● The request
Every line of the material below should be repeated exactly.
=====
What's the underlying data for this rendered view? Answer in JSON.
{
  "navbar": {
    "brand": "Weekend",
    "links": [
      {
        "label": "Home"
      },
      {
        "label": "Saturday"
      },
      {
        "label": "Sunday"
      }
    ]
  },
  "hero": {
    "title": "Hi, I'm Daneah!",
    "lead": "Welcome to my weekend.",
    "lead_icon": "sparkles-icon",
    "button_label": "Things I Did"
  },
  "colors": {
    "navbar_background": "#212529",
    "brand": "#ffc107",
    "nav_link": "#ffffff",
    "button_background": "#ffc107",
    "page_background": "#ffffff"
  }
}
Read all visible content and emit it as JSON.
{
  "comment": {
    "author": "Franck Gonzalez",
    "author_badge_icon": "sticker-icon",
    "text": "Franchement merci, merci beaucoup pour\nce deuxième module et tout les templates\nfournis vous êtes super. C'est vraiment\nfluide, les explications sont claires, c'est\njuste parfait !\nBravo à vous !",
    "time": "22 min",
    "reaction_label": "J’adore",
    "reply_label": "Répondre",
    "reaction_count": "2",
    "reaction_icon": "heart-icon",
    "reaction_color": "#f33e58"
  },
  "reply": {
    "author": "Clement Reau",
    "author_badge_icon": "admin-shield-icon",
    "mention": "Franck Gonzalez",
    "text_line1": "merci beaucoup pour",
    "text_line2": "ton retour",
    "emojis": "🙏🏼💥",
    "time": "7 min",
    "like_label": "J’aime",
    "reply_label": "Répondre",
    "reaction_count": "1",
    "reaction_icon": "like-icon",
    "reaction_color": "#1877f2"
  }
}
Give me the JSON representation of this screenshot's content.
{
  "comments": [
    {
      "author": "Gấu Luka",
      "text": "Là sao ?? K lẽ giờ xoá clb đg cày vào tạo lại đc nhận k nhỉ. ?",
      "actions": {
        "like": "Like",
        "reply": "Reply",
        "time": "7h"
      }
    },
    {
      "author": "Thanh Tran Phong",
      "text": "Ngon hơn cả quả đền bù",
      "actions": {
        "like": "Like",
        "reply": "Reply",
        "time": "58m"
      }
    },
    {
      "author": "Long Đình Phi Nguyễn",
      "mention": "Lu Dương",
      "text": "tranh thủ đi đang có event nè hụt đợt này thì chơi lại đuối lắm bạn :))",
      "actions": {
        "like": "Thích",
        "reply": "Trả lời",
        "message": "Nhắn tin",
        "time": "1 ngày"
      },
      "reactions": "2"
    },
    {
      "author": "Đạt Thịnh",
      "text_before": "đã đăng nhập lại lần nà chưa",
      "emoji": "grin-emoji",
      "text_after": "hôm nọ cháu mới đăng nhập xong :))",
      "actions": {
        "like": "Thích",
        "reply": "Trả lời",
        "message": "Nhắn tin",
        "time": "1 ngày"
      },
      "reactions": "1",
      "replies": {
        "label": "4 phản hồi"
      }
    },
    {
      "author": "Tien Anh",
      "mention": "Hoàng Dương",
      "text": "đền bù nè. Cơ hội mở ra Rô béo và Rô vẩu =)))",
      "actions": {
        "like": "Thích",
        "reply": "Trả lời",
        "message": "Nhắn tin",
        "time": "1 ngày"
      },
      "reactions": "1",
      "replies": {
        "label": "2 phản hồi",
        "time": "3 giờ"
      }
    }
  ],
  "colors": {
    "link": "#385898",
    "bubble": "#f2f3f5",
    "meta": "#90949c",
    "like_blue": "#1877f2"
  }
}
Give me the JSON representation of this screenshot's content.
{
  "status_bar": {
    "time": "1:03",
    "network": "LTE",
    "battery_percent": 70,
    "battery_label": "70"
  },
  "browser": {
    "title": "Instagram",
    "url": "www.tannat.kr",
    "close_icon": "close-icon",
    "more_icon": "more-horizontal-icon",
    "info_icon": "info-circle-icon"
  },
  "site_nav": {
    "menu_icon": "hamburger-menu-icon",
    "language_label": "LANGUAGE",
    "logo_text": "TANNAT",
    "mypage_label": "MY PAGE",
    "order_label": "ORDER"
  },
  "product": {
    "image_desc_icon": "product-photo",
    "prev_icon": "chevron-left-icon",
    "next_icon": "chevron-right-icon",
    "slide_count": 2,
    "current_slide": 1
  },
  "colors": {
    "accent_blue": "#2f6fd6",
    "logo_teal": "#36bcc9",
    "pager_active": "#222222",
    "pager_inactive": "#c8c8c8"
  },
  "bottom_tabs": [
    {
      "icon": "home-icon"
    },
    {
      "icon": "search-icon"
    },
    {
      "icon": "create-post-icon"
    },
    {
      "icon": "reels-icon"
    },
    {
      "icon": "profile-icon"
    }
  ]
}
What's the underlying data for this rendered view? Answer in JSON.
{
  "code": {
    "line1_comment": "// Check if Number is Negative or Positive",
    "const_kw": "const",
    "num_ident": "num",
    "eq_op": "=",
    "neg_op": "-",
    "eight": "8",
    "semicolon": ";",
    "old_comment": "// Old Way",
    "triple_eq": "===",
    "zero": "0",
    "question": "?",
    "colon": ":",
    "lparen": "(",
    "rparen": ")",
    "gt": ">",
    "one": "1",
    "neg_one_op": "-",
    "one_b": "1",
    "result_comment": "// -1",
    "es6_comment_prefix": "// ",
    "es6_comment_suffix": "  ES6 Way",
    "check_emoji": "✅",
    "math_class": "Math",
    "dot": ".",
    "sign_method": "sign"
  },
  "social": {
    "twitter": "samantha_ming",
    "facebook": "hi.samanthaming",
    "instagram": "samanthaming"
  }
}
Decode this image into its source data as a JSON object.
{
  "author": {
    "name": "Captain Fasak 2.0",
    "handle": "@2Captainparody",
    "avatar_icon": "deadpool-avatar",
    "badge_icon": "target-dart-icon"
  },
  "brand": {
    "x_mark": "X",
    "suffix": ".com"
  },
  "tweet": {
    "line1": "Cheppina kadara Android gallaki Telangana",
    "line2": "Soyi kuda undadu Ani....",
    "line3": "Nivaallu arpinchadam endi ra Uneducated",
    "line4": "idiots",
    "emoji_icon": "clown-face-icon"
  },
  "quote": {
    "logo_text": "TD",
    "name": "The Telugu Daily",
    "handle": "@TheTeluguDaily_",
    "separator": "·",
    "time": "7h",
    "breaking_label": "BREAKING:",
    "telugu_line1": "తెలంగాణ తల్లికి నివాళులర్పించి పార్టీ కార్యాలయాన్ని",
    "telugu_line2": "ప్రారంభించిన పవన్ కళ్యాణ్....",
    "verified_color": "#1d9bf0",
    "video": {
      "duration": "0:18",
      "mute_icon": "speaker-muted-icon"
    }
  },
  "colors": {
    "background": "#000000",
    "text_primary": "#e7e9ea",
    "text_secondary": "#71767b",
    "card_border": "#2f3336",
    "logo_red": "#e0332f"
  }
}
=====
● Response for this exercise
What's the underlying data for this rendered view? Answer in JSON.
{
  "navbar": {
    "brand": "Weekend",
    "links": [
      {
        "label": "Home"
      },
      {
        "label": "Saturday"
      },
      {
        "label": "Sunday"
      }
    ]
  },
  "hero": {
    "title": "Hi, I'm Daneah!",
    "lead": "Welcome to my weekend.",
    "lead_icon": "sparkles-icon",
    "button_label": "Things I Did"
  },
  "colors": {
    "navbar_background": "#212529",
    "brand": "#ffc107",
    "nav_link": "#ffffff",
    "button_background": "#ffc107",
    "page_background": "#ffffff"
  }
}
Read all visible content and emit it as JSON.
{
  "comment": {
    "author": "Franck Gonzalez",
    "author_badge_icon": "sticker-icon",
    "text": "Franchement merci, merci beaucoup pour\nce deuxième module et tout les templates\nfournis vous êtes super. C'est vraiment\nfluide, les explications sont claires, c'est\njuste parfait !\nBravo à vous !",
    "time": "22 min",
    "reaction_label": "J’adore",
    "reply_label": "Répondre",
    "reaction_count": "2",
    "reaction_icon": "heart-icon",
    "reaction_color": "#f33e58"
  },
  "reply": {
    "author": "Clement Reau",
    "author_badge_icon": "admin-shield-icon",
    "mention": "Franck Gonzalez",
    "text_line1": "merci beaucoup pour",
    "text_line2": "ton retour",
    "emojis": "🙏🏼💥",
    "time": "7 min",
    "like_label": "J’aime",
    "reply_label": "Répondre",
    "reaction_count": "1",
    "reaction_icon": "like-icon",
    "reaction_color": "#1877f2"
  }
}
Give me the JSON representation of this screenshot's content.
{
  "comments": [
    {
      "author": "Gấu Luka",
      "text": "Là sao ?? K lẽ giờ xoá clb đg cày vào tạo lại đc nhận k nhỉ. ?",
      "actions": {
        "like": "Like",
        "reply": "Reply",
        "time": "7h"
      }
    },
    {
      "author": "Thanh Tran Phong",
      "text": "Ngon hơn cả quả đền bù",
      "actions": {
        "like": "Like",
        "reply": "Reply",
        "time": "58m"
      }
    },
    {
      "author": "Long Đình Phi Nguyễn",
      "mention": "Lu Dương",
      "text": "tranh thủ đi đang có event nè hụt đợt này thì chơi lại đuối lắm bạn :))",
      "actions": {
        "like": "Thích",
        "reply": "Trả lời",
        "message": "Nhắn tin",
        "time": "1 ngày"
      },
      "reactions": "2"
    },
    {
      "author": "Đạt Thịnh",
      "text_before": "đã đăng nhập lại lần nà chưa",
      "emoji": "grin-emoji",
      "text_after": "hôm nọ cháu mới đăng nhập xong :))",
      "actions": {
        "like": "Thích",
        "reply": "Trả lời",
        "message": "Nhắn tin",
        "time": "1 ngày"
      },
      "reactions": "1",
      "replies": {
        "label": "4 phản hồi"
      }
    },
    {
      "author": "Tien Anh",
      "mention": "Hoàng Dương",
      "text": "đền bù nè. Cơ hội mở ra Rô béo và Rô vẩu =)))",
      "actions": {
        "like": "Thích",
        "reply": "Trả lời",
        "message": "Nhắn tin",
        "time": "1 ngày"
      },
      "reactions": "1",
      "replies": {
        "label": "2 phản hồi",
        "time": "3 giờ"
      }
    }
  ],
  "colors": {
    "link": "#385898",
    "bubble": "#f2f3f5",
    "meta": "#90949c",
    "like_blue": "#1877f2"
  }
}
Give me the JSON representation of this screenshot's content.
{
  "status_bar": {
    "time": "1:03",
    "network": "LTE",
    "battery_percent": 70,
    "battery_label": "70"
  },
  "browser": {
    "title": "Instagram",
    "url": "www.tannat.kr",
    "close_icon": "close-icon",
    "more_icon": "more-horizontal-icon",
    "info_icon": "info-circle-icon"
  },
  "site_nav": {
    "menu_icon": "hamburger-menu-icon",
    "language_label": "LANGUAGE",
    "logo_text": "TANNAT",
    "mypage_label": "MY PAGE",
    "order_label": "ORDER"
  },
  "product": {
    "image_desc_icon": "product-photo",
    "prev_icon": "chevron-left-icon",
    "next_icon": "chevron-right-icon",
    "slide_count": 2,
    "current_slide": 1
  },
  "colors": {
    "accent_blue": "#2f6fd6",
    "logo_teal": "#36bcc9",
    "pager_active": "#222222",
    "pager_inactive": "#c8c8c8"
  },
  "bottom_tabs": [
    {
      "icon": "home-icon"
    },
    {
      "icon": "search-icon"
    },
    {
      "icon": "create-post-icon"
    },
    {
      "icon": "reels-icon"
    },
    {
      "icon": "profile-icon"
    }
  ]
}
What's the underlying data for this rendered view? Answer in JSON.
{
  "code": {
    "line1_comment": "// Check if Number is Negative or Positive",
    "const_kw": "const",
    "num_ident": "num",
    "eq_op": "=",
    "neg_op": "-",
    "eight": "8",
    "semicolon": ";",
    "old_comment": "// Old Way",
    "triple_eq": "===",
    "zero": "0",
    "question": "?",
    "colon": ":",
    "lparen": "(",
    "rparen": ")",
    "gt": ">",
    "one": "1",
    "neg_one_op": "-",
    "one_b": "1",
    "result_comment": "// -1",
    "es6_comment_prefix": "// ",
    "es6_comment_suffix": "  ES6 Way",
    "check_emoji": "✅",
    "math_class": "Math",
    "dot": ".",
    "sign_method": "sign"
  },
  "social": {
    "twitter": "samantha_ming",
    "facebook": "hi.samanthaming",
    "instagram": "samanthaming"
  }
}
Decode this image into its source data as a JSON object.
{
  "author": {
    "name": "Captain Fasak 2.0",
    "handle": "@2Captainparody",
    "avatar_icon": "deadpool-avatar",
    "badge_icon": "target-dart-icon"
  },
  "brand": {
    "x_mark": "X",
    "suffix": ".com"
  },
  "tweet": {
    "line1": "Cheppina kadara Android gallaki Telangana",
    "line2": "Soyi kuda undadu Ani....",
    "line3": "Nivaallu arpinchadam endi ra Uneducated",
    "line4": "idiots",
    "emoji_icon": "clown-face-icon"
  },
  "quote": {
    "logo_text": "TD",
    "name": "The Telugu Daily",
    "handle": "@TheTeluguDaily_",
    "separator": "·",
    "time": "7h",
    "breaking_label": "BREAKING:",
    "telugu_line1": "తెలంగాణ తల్లికి నివాళులర్పించి పార్టీ కార్యాలయాన్ని",
    "telugu_line2": "ప్రారంభించిన పవన్ కళ్యాణ్....",
    "verified_color": "#1d9bf0",
    "video": {
      "duration": "0:18",
      "mute_icon": "speaker-muted-icon"
    }
  },
  "colors": {
    "background": "#000000",
    "text_primary": "#e7e9ea",
    "text_secondary": "#71767b",
    "card_border": "#2f3336",
    "logo_red": "#e0332f"
  }
}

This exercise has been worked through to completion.